Rows from a figure dataset
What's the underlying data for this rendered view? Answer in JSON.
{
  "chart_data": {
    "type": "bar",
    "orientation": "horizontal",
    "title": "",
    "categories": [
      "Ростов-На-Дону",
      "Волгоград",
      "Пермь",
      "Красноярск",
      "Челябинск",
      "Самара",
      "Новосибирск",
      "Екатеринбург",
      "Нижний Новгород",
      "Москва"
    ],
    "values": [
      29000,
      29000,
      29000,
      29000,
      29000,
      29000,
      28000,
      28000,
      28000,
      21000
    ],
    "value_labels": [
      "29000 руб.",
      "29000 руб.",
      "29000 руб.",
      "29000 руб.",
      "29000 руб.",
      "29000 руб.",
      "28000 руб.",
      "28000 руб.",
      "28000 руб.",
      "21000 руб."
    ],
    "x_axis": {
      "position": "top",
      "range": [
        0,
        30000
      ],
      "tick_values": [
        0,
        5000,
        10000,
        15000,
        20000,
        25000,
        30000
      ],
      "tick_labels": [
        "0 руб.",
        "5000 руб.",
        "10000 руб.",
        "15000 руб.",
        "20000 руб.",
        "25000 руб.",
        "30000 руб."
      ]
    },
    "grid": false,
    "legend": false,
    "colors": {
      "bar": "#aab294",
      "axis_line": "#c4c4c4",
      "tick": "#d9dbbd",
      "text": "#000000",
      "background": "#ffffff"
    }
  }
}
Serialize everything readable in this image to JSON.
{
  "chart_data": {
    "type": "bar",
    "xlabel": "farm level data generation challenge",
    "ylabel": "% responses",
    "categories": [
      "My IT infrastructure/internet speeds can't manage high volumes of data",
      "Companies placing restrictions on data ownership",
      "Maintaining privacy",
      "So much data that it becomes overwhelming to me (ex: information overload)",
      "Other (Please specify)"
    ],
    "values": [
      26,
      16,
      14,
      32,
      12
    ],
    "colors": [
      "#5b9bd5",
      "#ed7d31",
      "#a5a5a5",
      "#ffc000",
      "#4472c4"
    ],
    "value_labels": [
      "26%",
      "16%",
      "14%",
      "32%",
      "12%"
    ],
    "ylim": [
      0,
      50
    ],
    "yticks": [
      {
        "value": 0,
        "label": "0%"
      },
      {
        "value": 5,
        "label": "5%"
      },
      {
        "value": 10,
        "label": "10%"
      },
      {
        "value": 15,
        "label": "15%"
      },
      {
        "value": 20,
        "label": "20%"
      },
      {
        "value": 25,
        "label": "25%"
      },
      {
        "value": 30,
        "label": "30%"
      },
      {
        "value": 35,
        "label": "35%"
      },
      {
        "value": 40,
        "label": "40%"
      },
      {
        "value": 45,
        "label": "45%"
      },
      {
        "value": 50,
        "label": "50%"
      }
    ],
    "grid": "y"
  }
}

> **EXERCISE REQUIREMENTS**: Print back all the lines verbatim.

> **THE RESPONSE**:
What's the underlying data for this rendered view? Answer in JSON.
{
  "chart_data": {
    "type": "bar",
    "orientation": "horizontal",
    "title": "",
    "categories": [
      "Ростов-На-Дону",
      "Волгоград",
      "Пермь",
      "Красноярск",
      "Челябинск",
      "Самара",
      "Новосибирск",
      "Екатеринбург",
      "Нижний Новгород",
      "Москва"
    ],
    "values": [
      29000,
      29000,
      29000,
      29000,
      29000,
      29000,
      28000,
      28000,
      28000,
      21000
    ],
    "value_labels": [
      "29000 руб.",
      "29000 руб.",
      "29000 руб.",
      "29000 руб.",
      "29000 руб.",
      "29000 руб.",
      "28000 руб.",
      "28000 руб.",
      "28000 руб.",
      "21000 руб."
    ],
    "x_axis": {
      "position": "top",
      "range": [
        0,
        30000
      ],
      "tick_values": [
        0,
        5000,
        10000,
        15000,
        20000,
        25000,
        30000
      ],
      "tick_labels": [
        "0 руб.",
        "5000 руб.",
        "10000 руб.",
        "15000 руб.",
        "20000 руб.",
        "25000 руб.",
        "30000 руб."
      ]
    },
    "grid": false,
    "legend": false,
    "colors": {
      "bar": "#aab294",
      "axis_line": "#c4c4c4",
      "tick": "#d9dbbd",
      "text": "#000000",
      "background": "#ffffff"
    }
  }
}
Serialize everything readable in this image to JSON.
{
  "chart_data": {
    "type": "bar",
    "xlabel": "farm level data generation challenge",
    "ylabel": "% responses",
    "categories": [
      "My IT infrastructure/internet speeds can't manage high volumes of data",
      "Companies placing restrictions on data ownership",
      "Maintaining privacy",
      "So much data that it becomes overwhelming to me (ex: information overload)",
      "Other (Please specify)"
    ],
    "values": [
      26,
      16,
      14,
      32,
      12
    ],
    "colors": [
      "#5b9bd5",
      "#ed7d31",
      "#a5a5a5",
      "#ffc000",
      "#4472c4"
    ],
    "value_labels": [
      "26%",
      "16%",
      "14%",
      "32%",
      "12%"
    ],
    "ylim": [
      0,
      50
    ],
    "yticks": [
      {
        "value": 0,
        "label": "0%"
      },
      {
        "value": 5,
        "label": "5%"
      },
      {
        "value": 10,
        "label": "10%"
      },
      {
        "value": 15,
        "label": "15%"
      },
      {
        "value": 20,
        "label": "20%"
      },
      {
        "value": 25,
        "label": "25%"
      },
      {
        "value": 30,
        "label": "30%"
      },
      {
        "value": 35,
        "label": "35%"
      },
      {
        "value": 40,
        "label": "40%"
      },
      {
        "value": 45,
        "label": "45%"
      },
      {
        "value": 50,
        "label": "50%"
      }
    ],
    "grid": "y"
  }
}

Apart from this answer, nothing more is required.